Entries with figure data

_ _ _ _

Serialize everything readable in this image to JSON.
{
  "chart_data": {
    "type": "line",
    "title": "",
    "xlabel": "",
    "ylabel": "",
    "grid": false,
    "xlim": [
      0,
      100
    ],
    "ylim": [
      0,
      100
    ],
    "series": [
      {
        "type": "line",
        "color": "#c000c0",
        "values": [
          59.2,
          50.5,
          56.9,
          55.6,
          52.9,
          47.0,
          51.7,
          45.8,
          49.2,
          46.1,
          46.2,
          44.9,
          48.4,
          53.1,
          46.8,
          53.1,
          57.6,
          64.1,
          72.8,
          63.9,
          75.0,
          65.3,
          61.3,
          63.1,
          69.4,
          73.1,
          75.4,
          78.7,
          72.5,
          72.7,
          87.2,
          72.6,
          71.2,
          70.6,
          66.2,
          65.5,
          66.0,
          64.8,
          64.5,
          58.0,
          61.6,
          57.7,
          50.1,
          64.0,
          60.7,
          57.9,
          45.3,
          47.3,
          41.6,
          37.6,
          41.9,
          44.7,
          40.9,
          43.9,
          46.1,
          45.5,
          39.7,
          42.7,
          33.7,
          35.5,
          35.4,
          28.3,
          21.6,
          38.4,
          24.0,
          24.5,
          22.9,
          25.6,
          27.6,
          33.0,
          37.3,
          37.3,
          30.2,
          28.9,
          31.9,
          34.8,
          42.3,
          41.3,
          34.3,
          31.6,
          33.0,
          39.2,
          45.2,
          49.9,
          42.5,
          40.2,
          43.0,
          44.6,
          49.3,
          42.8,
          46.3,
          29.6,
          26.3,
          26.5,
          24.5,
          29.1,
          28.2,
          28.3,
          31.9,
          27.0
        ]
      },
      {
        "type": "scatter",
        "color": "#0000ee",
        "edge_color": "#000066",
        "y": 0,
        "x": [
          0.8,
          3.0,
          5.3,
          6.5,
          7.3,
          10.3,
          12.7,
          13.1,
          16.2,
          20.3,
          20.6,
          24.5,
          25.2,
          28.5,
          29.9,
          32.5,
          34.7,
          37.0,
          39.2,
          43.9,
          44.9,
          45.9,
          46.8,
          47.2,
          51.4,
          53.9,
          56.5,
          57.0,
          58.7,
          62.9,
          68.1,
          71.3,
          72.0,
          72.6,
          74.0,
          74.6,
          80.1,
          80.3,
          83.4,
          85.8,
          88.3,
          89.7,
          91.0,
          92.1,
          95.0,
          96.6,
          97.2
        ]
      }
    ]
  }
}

_ _ _ _

- [Written instruction] Return every record above exactly as it appears.

- [Reply to the exercise]
Serialize everything readable in this image to JSON.
{
  "chart_data": {
    "type": "line",
    "title": "",
    "xlabel": "",
    "ylabel": "",
    "grid": false,
    "xlim": [
      0,
      100
    ],
    "ylim": [
      0,
      100
    ],
    "series": [
      {
        "type": "line",
        "color": "#c000c0",
        "values": [
          59.2,
          50.5,
          56.9,
          55.6,
          52.9,
          47.0,
          51.7,
          45.8,
          49.2,
          46.1,
          46.2,
          44.9,
          48.4,
          53.1,
          46.8,
          53.1,
          57.6,
          64.1,
          72.8,
          63.9,
          75.0,
          65.3,
          61.3,
          63.1,
          69.4,
          73.1,
          75.4,
          78.7,
          72.5,
          72.7,
          87.2,
          72.6,
          71.2,
          70.6,
          66.2,
          65.5,
          66.0,
          64.8,
          64.5,
          58.0,
          61.6,
          57.7,
          50.1,
          64.0,
          60.7,
          57.9,
          45.3,
          47.3,
          41.6,
          37.6,
          41.9,
          44.7,
          40.9,
          43.9,
          46.1,
          45.5,
          39.7,
          42.7,
          33.7,
          35.5,
          35.4,
          28.3,
          21.6,
          38.4,
          24.0,
          24.5,
          22.9,
          25.6,
          27.6,
          33.0,
          37.3,
          37.3,
          30.2,
          28.9,
          31.9,
          34.8,
          42.3,
          41.3,
          34.3,
          31.6,
          33.0,
          39.2,
          45.2,
          49.9,
          42.5,
          40.2,
          43.0,
          44.6,
          49.3,
          42.8,
          46.3,
          29.6,
          26.3,
          26.5,
          24.5,
          29.1,
          28.2,
          28.3,
          31.9,
          27.0
        ]
      },
      {
        "type": "scatter",
        "color": "#0000ee",
        "edge_color": "#000066",
        "y": 0,
        "x": [
          0.8,
          3.0,
          5.3,
          6.5,
          7.3,
          10.3,
          12.7,
          13.1,
          16.2,
          20.3,
          20.6,
          24.5,
          25.2,
          28.5,
          29.9,
          32.5,
          34.7,
          37.0,
          39.2,
          43.9,
          44.9,
          45.9,
          46.8,
          47.2,
          51.4,
          53.9,
          56.5,
          57.0,
          58.7,
          62.9,
          68.1,
          71.3,
          72.0,
          72.6,
          74.0,
          74.6,
          80.1,
          80.3,
          83.4,
          85.8,
          88.3,
          89.7,
          91.0,
          92.1,
          95.0,
          96.6,
          97.2
        ]
      }
    ]
  }
}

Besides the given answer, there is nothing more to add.